_Description of the task_
Transcribe every entry word for word. Skip the pictures.

────────────────

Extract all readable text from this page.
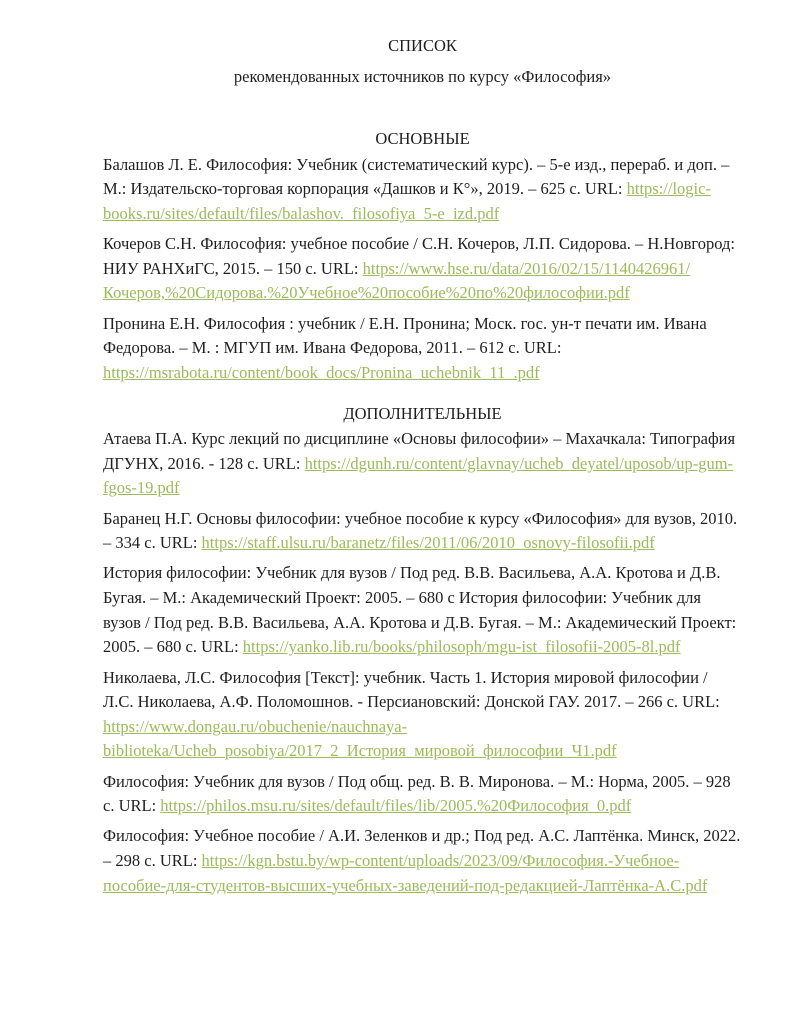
СПИСОК

рекомендованных источников по курсу «Философия»

ОСНОВНЫЕ

Балашов Л. Е. Философия: Учебник (систематический курс). – 5-е изд., перераб. и доп. – М.: Издательско-торговая корпорация «Дашков и К°», 2019. – 625 с. URL: https://logic-books.ru/sites/default/files/balashov._filosofiya_5-e_izd.pdf

Кочеров С.Н. Философия: учебное пособие / С.Н. Кочеров, Л.П. Сидорова. – Н.Новгород: НИУ РАНХиГС, 2015. – 150 с. URL: https://www.hse.ru/data/2016/02/15/1140426961/Кочеров,%20Сидорова.%20Учебное%20пособие%20по%20философии.pdf

Пронина Е.Н. Философия : учебник / Е.Н. Пронина; Моск. гос. ун-т печати им. Ивана Федорова. – М. : МГУП им. Ивана Федорова, 2011. – 612 с. URL: https://msrabota.ru/content/book_docs/Pronina_uchebnik_11_.pdf

ДОПОЛНИТЕЛЬНЫЕ

Атаева П.А. Курс лекций по дисциплине «Основы философии» – Махачкала: Типография ДГУНХ, 2016. - 128 с. URL: https://dgunh.ru/content/glavnay/ucheb_deyatel/uposob/up-gum-fgos-19.pdf

Баранец Н.Г. Основы философии: учебное пособие к курсу «Философия» для вузов, 2010. – 334 с. URL: https://staff.ulsu.ru/baranetz/files/2011/06/2010_osnovy-filosofii.pdf

История философии: Учебник для вузов / Под ред. В.В. Васильева, А.А. Кротова и Д.В. Бугая. – М.: Академический Проект: 2005. – 680 с История философии: Учебник для вузов / Под ред. В.В. Васильева, А.А. Кротова и Д.В. Бугая. – М.: Академический Проект: 2005. – 680 с. URL: https://yanko.lib.ru/books/philosoph/mgu-ist_filosofii-2005-8l.pdf

Николаева, Л.С. Философия [Текст]: учебник. Часть 1. История мировой философии / Л.С. Николаева, А.Ф. Поломошнов. - Персиановский: Донской ГАУ. 2017. – 266 с. URL: https://www.dongau.ru/obuchenie/nauchnaya-biblioteka/Ucheb_posobiya/2017_2_История_мировой_философии_Ч1.pdf

Философия: Учебник для вузов / Под общ. ред. В. В. Миронова. – М.: Норма, 2005. – 928 с. URL: https://philos.msu.ru/sites/default/files/lib/2005.%20Философия_0.pdf

Философия: Учебное пособие / А.И. Зеленков и др.; Под ред. А.С. Лаптёнка. Минск, 2022. – 298 с. URL: https://kgn.bstu.by/wp-content/uploads/2023/09/Философия.-Учебное-пособие-для-студентов-высших-учебных-заведений-под-редакцией-Лаптёнка-А.С.pdf
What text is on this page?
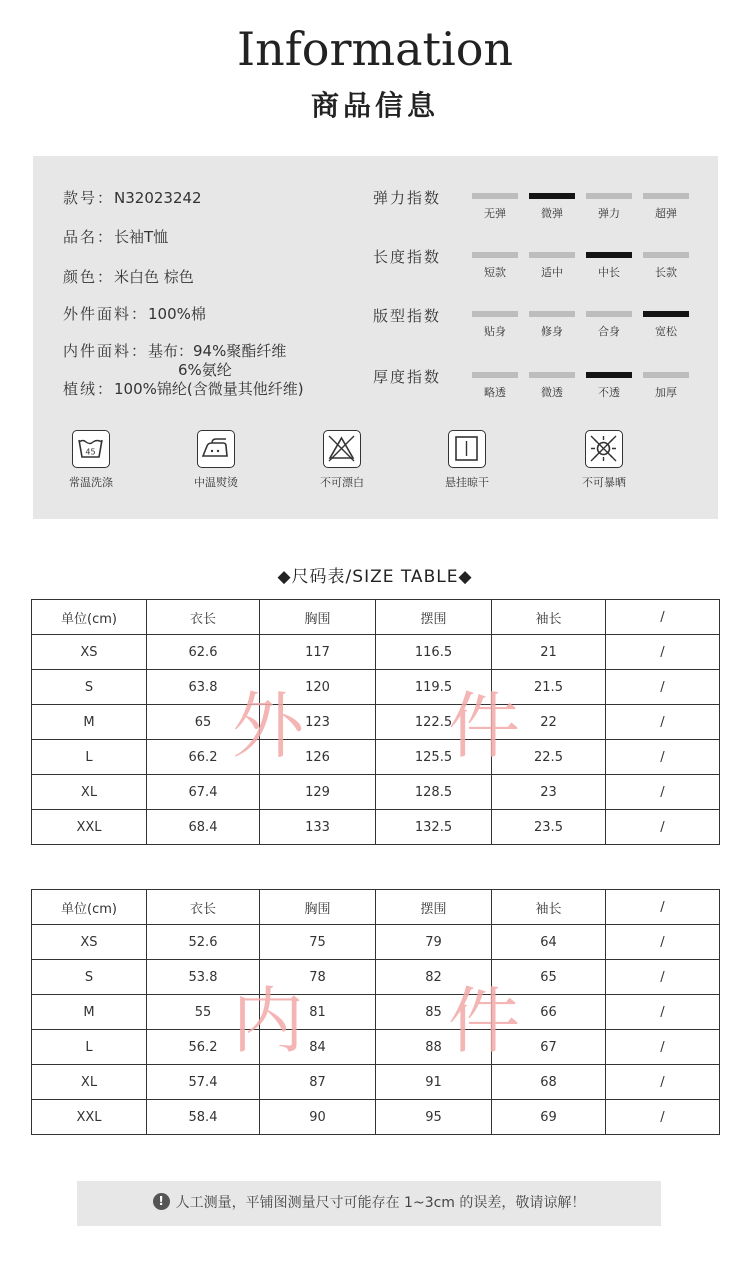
Information
商品信息
款号：N32023242
品名：长袖T恤
颜色：米白色 棕色
外件面料：100%棉
内件面料：基布：94%聚酯纤维
6%氨纶
植绒：100%锦纶(含微量其他纤维)
弹力指数
无弹	微弹	弹力	超弹
长度指数
短款	适中	中长	长款
版型指数
贴身	修身	合身	宽松
厚度指数
略透	微透	不透	加厚
45
常温洗涤	中温熨烫	不可漂白	悬挂晾干	不可暴晒
◆尺码表/SIZE TABLE◆
单位(cm)	衣长	胸围	摆围	袖长	/
XS	62.6	117	116.5	21	/
S	63.8	120	119.5	21.5	/
M	65	123	122.5	22	/
L	66.2	126	125.5	22.5	/
XL	67.4	129	128.5	23	/
XXL	68.4	133	132.5	23.5	/
单位(cm)	衣长	胸围	摆围	袖长	/
XS	52.6	75	79	64	/
S	53.8	78	82	65	/
M	55	81	85	66	/
L	56.2	84	88	67	/
XL	57.4	87	91	68	/
XXL	58.4	90	95	69	/
外 件
内 件
! 人工测量，平铺图测量尺寸可能存在 1~3cm 的误差，敬请谅解！
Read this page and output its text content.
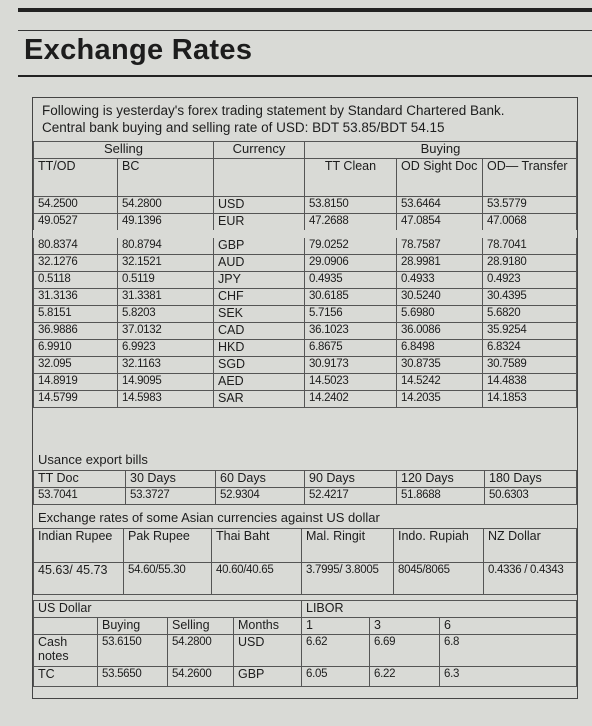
Exchange Rates
Following is yesterday's forex trading statement by Standard Chartered Bank.
Central bank buying and selling rate of USD: BDT 53.85/BDT 54.15
Selling		Currency	Buying		
TT/OD	BC		TT Clean	OD Sight Doc	OD— Transfer
54.2500	54.2800	USD	53.8150	53.6464	53.5779
49.0527	49.1396	EUR	47.2688	47.0854	47.0068
80.8374	80.8794	GBP	79.0252	78.7587	78.7041
32.1276	32.1521	AUD	29.0906	28.9981	28.9180
0.5118	0.5119	JPY	0.4935	0.4933	0.4923
31.3136	31.3381	CHF	30.6185	30.5240	30.4395
5.8151	5.8203	SEK	5.7156	5.6980	5.6820
36.9886	37.0132	CAD	36.1023	36.0086	35.9254
6.9910	6.9923	HKD	6.8675	6.8498	6.8324
32.095	32.1163	SGD	30.9173	30.8735	30.7589
14.8919	14.9095	AED	14.5023	14.5242	14.4838
14.5799	14.5983	SAR	14.2402	14.2035	14.1853
Usance export bills
TT Doc	30 Days	60 Days	90 Days	120 Days	180 Days
53.7041	53.3727	52.9304	52.4217	51.8688	50.6303
Exchange rates of some Asian currencies against US dollar
Indian Rupee	Pak Rupee	Thai Baht	Mal. Ringit	Indo. Rupiah	NZ Dollar
45.63/ 45.73	54.60/55.30	40.60/40.65	3.7995/ 3.8005	8045/8065	0.4336 / 0.4343
US Dollar				LIBOR		
	Buying	Selling	Months	1	3	6
Cash notes	53.6150	54.2800	USD	6.62	6.69	6.8
TC	53.5650	54.2600	GBP	6.05	6.22	6.3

────────────────

_Solution below_
Extract all readable text from this page.
СПИСОК

рекомендованных источников по курсу «Философия»

ОСНОВНЫЕ

Балашов Л. Е. Философия: Учебник (систематический курс). – 5-е изд., перераб. и доп. – М.: Издательско-торговая корпорация «Дашков и К°», 2019. – 625 с. URL: https://logic-books.ru/sites/default/files/balashov._filosofiya_5-e_izd.pdf

Кочеров С.Н. Философия: учебное пособие / С.Н. Кочеров, Л.П. Сидорова. – Н.Новгород: НИУ РАНХиГС, 2015. – 150 с. URL: https://www.hse.ru/data/2016/02/15/1140426961/Кочеров,%20Сидорова.%20Учебное%20пособие%20по%20философии.pdf

Пронина Е.Н. Философия : учебник / Е.Н. Пронина; Моск. гос. ун-т печати им. Ивана Федорова. – М. : МГУП им. Ивана Федорова, 2011. – 612 с. URL: https://msrabota.ru/content/book_docs/Pronina_uchebnik_11_.pdf

ДОПОЛНИТЕЛЬНЫЕ

Атаева П.А. Курс лекций по дисциплине «Основы философии» – Махачкала: Типография ДГУНХ, 2016. - 128 с. URL: https://dgunh.ru/content/glavnay/ucheb_deyatel/uposob/up-gum-fgos-19.pdf

Баранец Н.Г. Основы философии: учебное пособие к курсу «Философия» для вузов, 2010. – 334 с. URL: https://staff.ulsu.ru/baranetz/files/2011/06/2010_osnovy-filosofii.pdf

История философии: Учебник для вузов / Под ред. В.В. Васильева, А.А. Кротова и Д.В. Бугая. – М.: Академический Проект: 2005. – 680 с История философии: Учебник для вузов / Под ред. В.В. Васильева, А.А. Кротова и Д.В. Бугая. – М.: Академический Проект: 2005. – 680 с. URL: https://yanko.lib.ru/books/philosoph/mgu-ist_filosofii-2005-8l.pdf

Николаева, Л.С. Философия [Текст]: учебник. Часть 1. История мировой философии / Л.С. Николаева, А.Ф. Поломошнов. - Персиановский: Донской ГАУ. 2017. – 266 с. URL: https://www.dongau.ru/obuchenie/nauchnaya-biblioteka/Ucheb_posobiya/2017_2_История_мировой_философии_Ч1.pdf

Философия: Учебник для вузов / Под общ. ред. В. В. Миронова. – М.: Норма, 2005. – 928 с. URL: https://philos.msu.ru/sites/default/files/lib/2005.%20Философия_0.pdf

Философия: Учебное пособие / А.И. Зеленков и др.; Под ред. А.С. Лаптёнка. Минск, 2022. – 298 с. URL: https://kgn.bstu.by/wp-content/uploads/2023/09/Философия.-Учебное-пособие-для-студентов-высших-учебных-заведений-под-редакцией-Лаптёнка-А.С.pdf
What text is on this page?
Information
商品信息
款号：N32023242
品名：长袖T恤
颜色：米白色 棕色
外件面料：100%棉
内件面料：基布：94%聚酯纤维
6%氨纶
植绒：100%锦纶(含微量其他纤维)
弹力指数
无弹	微弹	弹力	超弹
长度指数
短款	适中	中长	长款
版型指数
贴身	修身	合身	宽松
厚度指数
略透	微透	不透	加厚
45
常温洗涤	中温熨烫	不可漂白	悬挂晾干	不可暴晒
◆尺码表/SIZE TABLE◆
单位(cm)	衣长	胸围	摆围	袖长	/
XS	62.6	117	116.5	21	/
S	63.8	120	119.5	21.5	/
M	65	123	122.5	22	/
L	66.2	126	125.5	22.5	/
XL	67.4	129	128.5	23	/
XXL	68.4	133	132.5	23.5	/
单位(cm)	衣长	胸围	摆围	袖长	/
XS	52.6	75	79	64	/
S	53.8	78	82	65	/
M	55	81	85	66	/
L	56.2	84	88	67	/
XL	57.4	87	91	68	/
XXL	58.4	90	95	69	/
外 件
内 件
! 人工测量，平铺图测量尺寸可能存在 1~3cm 的误差，敬请谅解！
Read this page and output its text content.
Exchange Rates
Following is yesterday's forex trading statement by Standard Chartered Bank.
Central bank buying and selling rate of USD: BDT 53.85/BDT 54.15
Selling		Currency	Buying		
TT/OD	BC		TT Clean	OD Sight Doc	OD— Transfer
54.2500	54.2800	USD	53.8150	53.6464	53.5779
49.0527	49.1396	EUR	47.2688	47.0854	47.0068
80.8374	80.8794	GBP	79.0252	78.7587	78.7041
32.1276	32.1521	AUD	29.0906	28.9981	28.9180
0.5118	0.5119	JPY	0.4935	0.4933	0.4923
31.3136	31.3381	CHF	30.6185	30.5240	30.4395
5.8151	5.8203	SEK	5.7156	5.6980	5.6820
36.9886	37.0132	CAD	36.1023	36.0086	35.9254
6.9910	6.9923	HKD	6.8675	6.8498	6.8324
32.095	32.1163	SGD	30.9173	30.8735	30.7589
14.8919	14.9095	AED	14.5023	14.5242	14.4838
14.5799	14.5983	SAR	14.2402	14.2035	14.1853
Usance export bills
TT Doc	30 Days	60 Days	90 Days	120 Days	180 Days
53.7041	53.3727	52.9304	52.4217	51.8688	50.6303
Exchange rates of some Asian currencies against US dollar
Indian Rupee	Pak Rupee	Thai Baht	Mal. Ringit	Indo. Rupiah	NZ Dollar
45.63/ 45.73	54.60/55.30	40.60/40.65	3.7995/ 3.8005	8045/8065	0.4336 / 0.4343
US Dollar				LIBOR		
	Buying	Selling	Months	1	3	6
Cash notes	53.6150	54.2800	USD	6.62	6.69	6.8
TC	53.5650	54.2600	GBP	6.05	6.22	6.3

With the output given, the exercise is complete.